___ RECORDS SUPPLIED

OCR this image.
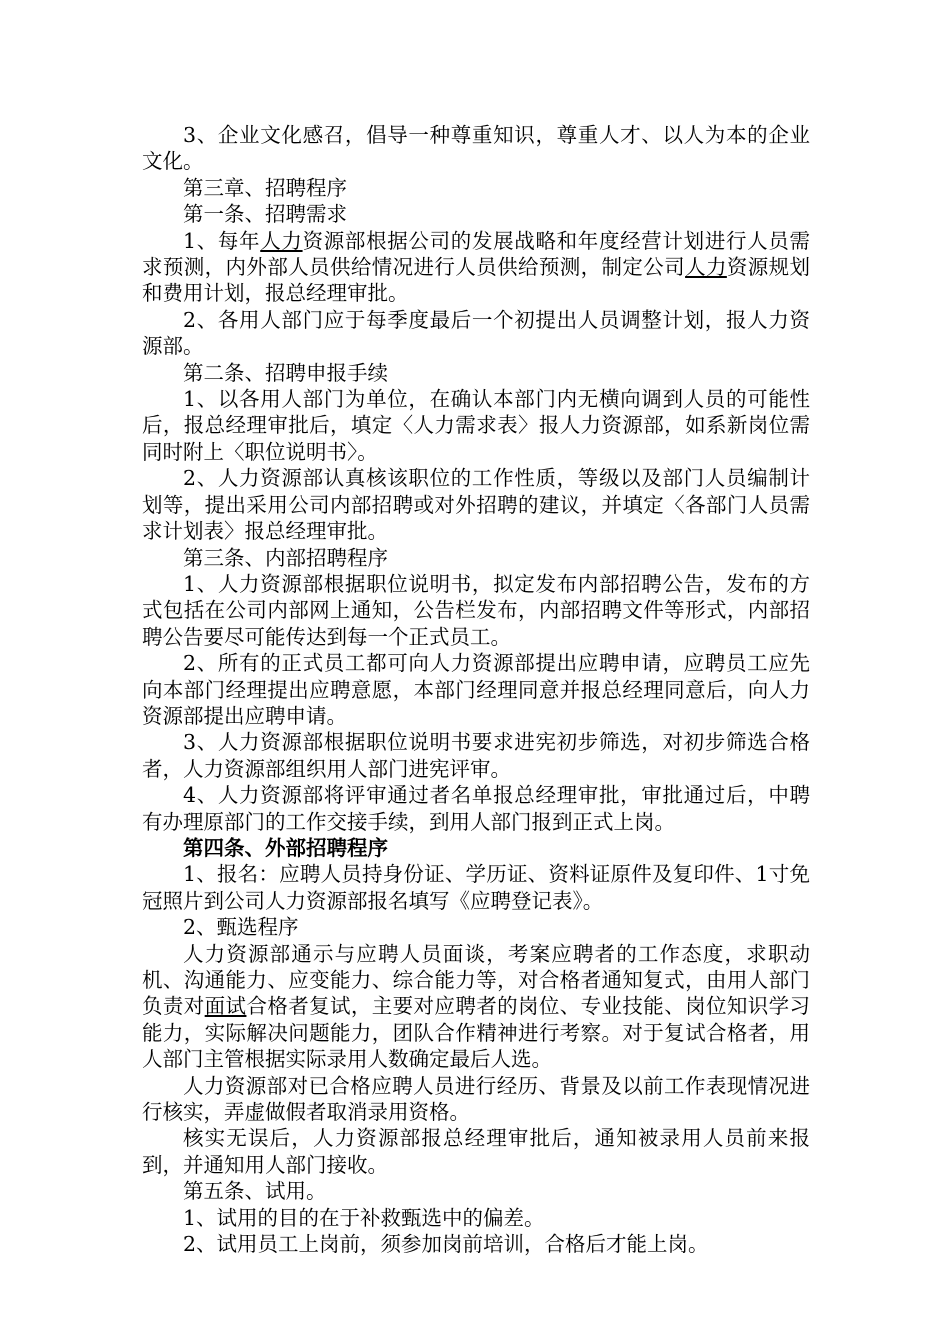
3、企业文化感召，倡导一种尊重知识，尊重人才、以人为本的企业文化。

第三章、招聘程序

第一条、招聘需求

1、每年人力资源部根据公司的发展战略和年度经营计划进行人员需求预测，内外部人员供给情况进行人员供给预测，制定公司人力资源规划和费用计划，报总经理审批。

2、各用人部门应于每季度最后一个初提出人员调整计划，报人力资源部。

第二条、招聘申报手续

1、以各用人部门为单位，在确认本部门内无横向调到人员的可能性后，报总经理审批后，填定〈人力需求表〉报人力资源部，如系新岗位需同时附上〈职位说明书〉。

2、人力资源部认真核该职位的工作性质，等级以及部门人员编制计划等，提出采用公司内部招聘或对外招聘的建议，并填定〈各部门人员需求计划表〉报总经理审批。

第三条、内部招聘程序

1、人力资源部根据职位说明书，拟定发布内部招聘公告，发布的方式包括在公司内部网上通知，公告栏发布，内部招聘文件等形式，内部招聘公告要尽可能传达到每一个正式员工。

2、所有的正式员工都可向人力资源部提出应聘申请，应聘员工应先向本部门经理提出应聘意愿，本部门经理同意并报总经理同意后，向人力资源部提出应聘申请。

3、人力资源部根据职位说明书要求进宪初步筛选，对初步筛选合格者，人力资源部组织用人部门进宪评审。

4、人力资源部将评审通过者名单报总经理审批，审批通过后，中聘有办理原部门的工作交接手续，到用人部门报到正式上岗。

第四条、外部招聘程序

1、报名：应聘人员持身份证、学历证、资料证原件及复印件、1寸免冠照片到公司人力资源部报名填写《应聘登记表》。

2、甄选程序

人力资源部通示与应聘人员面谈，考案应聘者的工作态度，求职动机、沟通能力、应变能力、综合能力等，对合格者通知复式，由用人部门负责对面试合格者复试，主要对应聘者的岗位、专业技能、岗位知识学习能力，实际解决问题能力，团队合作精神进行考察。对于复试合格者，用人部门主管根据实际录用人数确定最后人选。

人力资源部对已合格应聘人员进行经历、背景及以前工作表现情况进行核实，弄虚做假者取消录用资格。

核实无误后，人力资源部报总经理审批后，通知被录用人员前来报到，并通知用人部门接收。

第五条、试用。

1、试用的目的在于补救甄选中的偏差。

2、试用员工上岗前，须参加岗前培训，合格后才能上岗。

______
___ RECORDS SUPPLIED

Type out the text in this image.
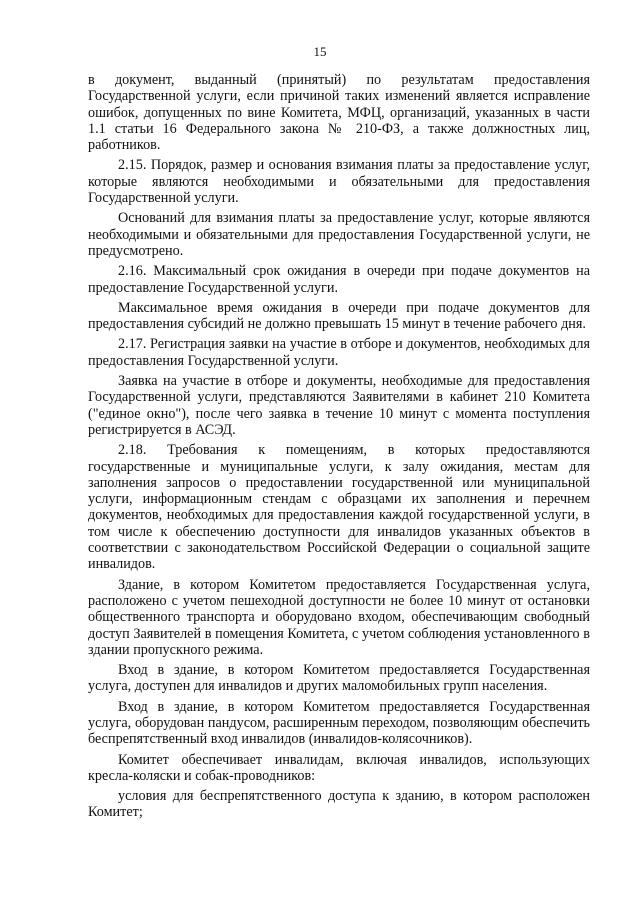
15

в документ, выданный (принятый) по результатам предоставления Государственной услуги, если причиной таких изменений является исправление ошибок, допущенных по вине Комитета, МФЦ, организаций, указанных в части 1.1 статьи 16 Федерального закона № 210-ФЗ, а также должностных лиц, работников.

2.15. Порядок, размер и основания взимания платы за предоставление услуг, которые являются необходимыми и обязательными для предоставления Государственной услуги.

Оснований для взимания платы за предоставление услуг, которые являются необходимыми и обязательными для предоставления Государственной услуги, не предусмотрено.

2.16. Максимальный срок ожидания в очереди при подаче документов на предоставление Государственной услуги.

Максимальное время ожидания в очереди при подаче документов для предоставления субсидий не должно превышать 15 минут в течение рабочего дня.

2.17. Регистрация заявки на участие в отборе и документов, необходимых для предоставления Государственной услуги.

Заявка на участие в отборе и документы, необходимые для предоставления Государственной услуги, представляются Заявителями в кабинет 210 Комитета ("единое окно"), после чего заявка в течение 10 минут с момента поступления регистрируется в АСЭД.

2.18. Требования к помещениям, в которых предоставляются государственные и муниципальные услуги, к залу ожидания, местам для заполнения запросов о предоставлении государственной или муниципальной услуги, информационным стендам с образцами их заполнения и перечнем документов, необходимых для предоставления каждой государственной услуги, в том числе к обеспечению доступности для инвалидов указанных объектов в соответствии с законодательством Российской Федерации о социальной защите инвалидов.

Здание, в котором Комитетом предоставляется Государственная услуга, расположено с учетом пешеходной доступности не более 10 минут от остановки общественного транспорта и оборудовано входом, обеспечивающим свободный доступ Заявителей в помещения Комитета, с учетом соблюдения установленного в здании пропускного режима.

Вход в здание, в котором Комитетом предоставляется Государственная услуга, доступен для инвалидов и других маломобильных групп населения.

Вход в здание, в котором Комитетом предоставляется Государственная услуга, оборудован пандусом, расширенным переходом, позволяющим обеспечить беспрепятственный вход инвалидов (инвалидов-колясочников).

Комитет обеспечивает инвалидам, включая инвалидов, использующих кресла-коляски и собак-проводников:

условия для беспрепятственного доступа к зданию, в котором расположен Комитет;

______

◆ WHAT YOU HAVE TO DO: The answer is the number of lines in the preceding material that hold "отборе"; write that number and nothing else.

◆ REPLY TO THE TASK: 2